**SUPPLIED RECORDS:**
════════════════════

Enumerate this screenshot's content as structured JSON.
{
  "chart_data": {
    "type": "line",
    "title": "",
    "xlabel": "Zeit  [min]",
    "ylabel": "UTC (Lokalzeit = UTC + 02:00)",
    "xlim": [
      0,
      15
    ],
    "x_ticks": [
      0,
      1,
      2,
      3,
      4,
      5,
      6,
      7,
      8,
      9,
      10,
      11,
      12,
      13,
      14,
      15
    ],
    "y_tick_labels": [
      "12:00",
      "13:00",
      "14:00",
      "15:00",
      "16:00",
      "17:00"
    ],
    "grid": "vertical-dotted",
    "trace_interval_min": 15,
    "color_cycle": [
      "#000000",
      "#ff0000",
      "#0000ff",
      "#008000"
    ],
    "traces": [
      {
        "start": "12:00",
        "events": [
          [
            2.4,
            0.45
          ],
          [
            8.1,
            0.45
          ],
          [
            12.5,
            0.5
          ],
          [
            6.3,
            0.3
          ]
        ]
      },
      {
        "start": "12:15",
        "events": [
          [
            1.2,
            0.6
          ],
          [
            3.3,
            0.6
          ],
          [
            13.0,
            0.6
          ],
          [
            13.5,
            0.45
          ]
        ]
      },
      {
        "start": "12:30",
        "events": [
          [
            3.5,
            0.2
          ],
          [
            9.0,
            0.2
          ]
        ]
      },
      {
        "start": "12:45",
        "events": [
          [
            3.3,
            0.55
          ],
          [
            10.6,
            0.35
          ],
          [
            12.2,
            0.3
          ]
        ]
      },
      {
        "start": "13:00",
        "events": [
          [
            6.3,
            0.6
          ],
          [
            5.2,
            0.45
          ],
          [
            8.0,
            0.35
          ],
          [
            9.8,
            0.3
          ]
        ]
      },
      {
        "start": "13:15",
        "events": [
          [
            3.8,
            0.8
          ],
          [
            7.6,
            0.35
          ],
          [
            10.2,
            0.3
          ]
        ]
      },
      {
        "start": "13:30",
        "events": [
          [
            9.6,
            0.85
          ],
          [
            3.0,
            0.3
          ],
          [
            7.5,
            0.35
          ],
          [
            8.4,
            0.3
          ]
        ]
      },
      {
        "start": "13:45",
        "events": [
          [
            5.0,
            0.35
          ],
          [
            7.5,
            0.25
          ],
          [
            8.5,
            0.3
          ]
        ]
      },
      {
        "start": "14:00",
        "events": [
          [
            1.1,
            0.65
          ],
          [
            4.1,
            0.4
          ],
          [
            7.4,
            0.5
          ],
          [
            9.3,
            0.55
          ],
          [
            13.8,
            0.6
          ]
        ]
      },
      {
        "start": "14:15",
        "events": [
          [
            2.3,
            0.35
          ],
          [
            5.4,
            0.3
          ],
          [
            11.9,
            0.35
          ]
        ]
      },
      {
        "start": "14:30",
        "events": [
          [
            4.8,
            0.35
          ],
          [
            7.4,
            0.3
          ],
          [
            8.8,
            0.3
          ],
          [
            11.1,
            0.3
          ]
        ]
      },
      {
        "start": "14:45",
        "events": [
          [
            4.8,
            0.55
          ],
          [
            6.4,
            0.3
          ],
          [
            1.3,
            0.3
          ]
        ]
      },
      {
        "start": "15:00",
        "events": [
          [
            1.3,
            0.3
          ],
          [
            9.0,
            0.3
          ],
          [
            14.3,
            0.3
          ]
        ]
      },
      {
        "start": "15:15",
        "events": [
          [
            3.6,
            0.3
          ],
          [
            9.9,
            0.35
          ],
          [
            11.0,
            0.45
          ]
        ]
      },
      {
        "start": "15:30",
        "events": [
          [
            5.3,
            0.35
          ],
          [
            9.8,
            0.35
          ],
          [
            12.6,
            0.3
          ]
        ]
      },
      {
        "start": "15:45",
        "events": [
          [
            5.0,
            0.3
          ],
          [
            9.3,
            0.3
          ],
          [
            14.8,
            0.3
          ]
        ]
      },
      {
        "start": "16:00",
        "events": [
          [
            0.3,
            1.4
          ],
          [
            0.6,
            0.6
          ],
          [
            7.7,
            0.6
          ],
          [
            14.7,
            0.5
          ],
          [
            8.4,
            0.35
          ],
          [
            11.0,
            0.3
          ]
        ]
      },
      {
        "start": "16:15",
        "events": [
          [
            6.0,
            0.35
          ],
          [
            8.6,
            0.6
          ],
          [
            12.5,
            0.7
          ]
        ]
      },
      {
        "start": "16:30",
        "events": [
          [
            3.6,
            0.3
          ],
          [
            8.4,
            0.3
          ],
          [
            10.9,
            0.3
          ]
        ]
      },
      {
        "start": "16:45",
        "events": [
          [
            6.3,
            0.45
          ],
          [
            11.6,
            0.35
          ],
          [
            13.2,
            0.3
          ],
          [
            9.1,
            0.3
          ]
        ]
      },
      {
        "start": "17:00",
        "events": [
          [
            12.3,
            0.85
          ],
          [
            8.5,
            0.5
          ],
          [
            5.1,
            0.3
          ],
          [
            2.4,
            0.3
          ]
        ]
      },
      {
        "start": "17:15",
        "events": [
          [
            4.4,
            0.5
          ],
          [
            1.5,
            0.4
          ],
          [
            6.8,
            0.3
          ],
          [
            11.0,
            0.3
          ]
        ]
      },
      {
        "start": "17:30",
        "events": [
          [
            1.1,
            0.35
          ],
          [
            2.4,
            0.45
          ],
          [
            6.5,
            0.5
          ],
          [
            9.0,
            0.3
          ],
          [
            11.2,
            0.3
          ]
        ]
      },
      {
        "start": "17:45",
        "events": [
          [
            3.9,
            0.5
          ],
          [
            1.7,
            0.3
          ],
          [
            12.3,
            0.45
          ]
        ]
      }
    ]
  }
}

════════════════════

**EXERCISE AIM:** Transcribe all of the material exactly. Omit nothing.

**WORKED SOLUTION:**
Enumerate this screenshot's content as structured JSON.
{
  "chart_data": {
    "type": "line",
    "title": "",
    "xlabel": "Zeit  [min]",
    "ylabel": "UTC (Lokalzeit = UTC + 02:00)",
    "xlim": [
      0,
      15
    ],
    "x_ticks": [
      0,
      1,
      2,
      3,
      4,
      5,
      6,
      7,
      8,
      9,
      10,
      11,
      12,
      13,
      14,
      15
    ],
    "y_tick_labels": [
      "12:00",
      "13:00",
      "14:00",
      "15:00",
      "16:00",
      "17:00"
    ],
    "grid": "vertical-dotted",
    "trace_interval_min": 15,
    "color_cycle": [
      "#000000",
      "#ff0000",
      "#0000ff",
      "#008000"
    ],
    "traces": [
      {
        "start": "12:00",
        "events": [
          [
            2.4,
            0.45
          ],
          [
            8.1,
            0.45
          ],
          [
            12.5,
            0.5
          ],
          [
            6.3,
            0.3
          ]
        ]
      },
      {
        "start": "12:15",
        "events": [
          [
            1.2,
            0.6
          ],
          [
            3.3,
            0.6
          ],
          [
            13.0,
            0.6
          ],
          [
            13.5,
            0.45
          ]
        ]
      },
      {
        "start": "12:30",
        "events": [
          [
            3.5,
            0.2
          ],
          [
            9.0,
            0.2
          ]
        ]
      },
      {
        "start": "12:45",
        "events": [
          [
            3.3,
            0.55
          ],
          [
            10.6,
            0.35
          ],
          [
            12.2,
            0.3
          ]
        ]
      },
      {
        "start": "13:00",
        "events": [
          [
            6.3,
            0.6
          ],
          [
            5.2,
            0.45
          ],
          [
            8.0,
            0.35
          ],
          [
            9.8,
            0.3
          ]
        ]
      },
      {
        "start": "13:15",
        "events": [
          [
            3.8,
            0.8
          ],
          [
            7.6,
            0.35
          ],
          [
            10.2,
            0.3
          ]
        ]
      },
      {
        "start": "13:30",
        "events": [
          [
            9.6,
            0.85
          ],
          [
            3.0,
            0.3
          ],
          [
            7.5,
            0.35
          ],
          [
            8.4,
            0.3
          ]
        ]
      },
      {
        "start": "13:45",
        "events": [
          [
            5.0,
            0.35
          ],
          [
            7.5,
            0.25
          ],
          [
            8.5,
            0.3
          ]
        ]
      },
      {
        "start": "14:00",
        "events": [
          [
            1.1,
            0.65
          ],
          [
            4.1,
            0.4
          ],
          [
            7.4,
            0.5
          ],
          [
            9.3,
            0.55
          ],
          [
            13.8,
            0.6
          ]
        ]
      },
      {
        "start": "14:15",
        "events": [
          [
            2.3,
            0.35
          ],
          [
            5.4,
            0.3
          ],
          [
            11.9,
            0.35
          ]
        ]
      },
      {
        "start": "14:30",
        "events": [
          [
            4.8,
            0.35
          ],
          [
            7.4,
            0.3
          ],
          [
            8.8,
            0.3
          ],
          [
            11.1,
            0.3
          ]
        ]
      },
      {
        "start": "14:45",
        "events": [
          [
            4.8,
            0.55
          ],
          [
            6.4,
            0.3
          ],
          [
            1.3,
            0.3
          ]
        ]
      },
      {
        "start": "15:00",
        "events": [
          [
            1.3,
            0.3
          ],
          [
            9.0,
            0.3
          ],
          [
            14.3,
            0.3
          ]
        ]
      },
      {
        "start": "15:15",
        "events": [
          [
            3.6,
            0.3
          ],
          [
            9.9,
            0.35
          ],
          [
            11.0,
            0.45
          ]
        ]
      },
      {
        "start": "15:30",
        "events": [
          [
            5.3,
            0.35
          ],
          [
            9.8,
            0.35
          ],
          [
            12.6,
            0.3
          ]
        ]
      },
      {
        "start": "15:45",
        "events": [
          [
            5.0,
            0.3
          ],
          [
            9.3,
            0.3
          ],
          [
            14.8,
            0.3
          ]
        ]
      },
      {
        "start": "16:00",
        "events": [
          [
            0.3,
            1.4
          ],
          [
            0.6,
            0.6
          ],
          [
            7.7,
            0.6
          ],
          [
            14.7,
            0.5
          ],
          [
            8.4,
            0.35
          ],
          [
            11.0,
            0.3
          ]
        ]
      },
      {
        "start": "16:15",
        "events": [
          [
            6.0,
            0.35
          ],
          [
            8.6,
            0.6
          ],
          [
            12.5,
            0.7
          ]
        ]
      },
      {
        "start": "16:30",
        "events": [
          [
            3.6,
            0.3
          ],
          [
            8.4,
            0.3
          ],
          [
            10.9,
            0.3
          ]
        ]
      },
      {
        "start": "16:45",
        "events": [
          [
            6.3,
            0.45
          ],
          [
            11.6,
            0.35
          ],
          [
            13.2,
            0.3
          ],
          [
            9.1,
            0.3
          ]
        ]
      },
      {
        "start": "17:00",
        "events": [
          [
            12.3,
            0.85
          ],
          [
            8.5,
            0.5
          ],
          [
            5.1,
            0.3
          ],
          [
            2.4,
            0.3
          ]
        ]
      },
      {
        "start": "17:15",
        "events": [
          [
            4.4,
            0.5
          ],
          [
            1.5,
            0.4
          ],
          [
            6.8,
            0.3
          ],
          [
            11.0,
            0.3
          ]
        ]
      },
      {
        "start": "17:30",
        "events": [
          [
            1.1,
            0.35
          ],
          [
            2.4,
            0.45
          ],
          [
            6.5,
            0.5
          ],
          [
            9.0,
            0.3
          ],
          [
            11.2,
            0.3
          ]
        ]
      },
      {
        "start": "17:45",
        "events": [
          [
            3.9,
            0.5
          ],
          [
            1.7,
            0.3
          ],
          [
            12.3,
            0.45
          ]
        ]
      }
    ]
  }
}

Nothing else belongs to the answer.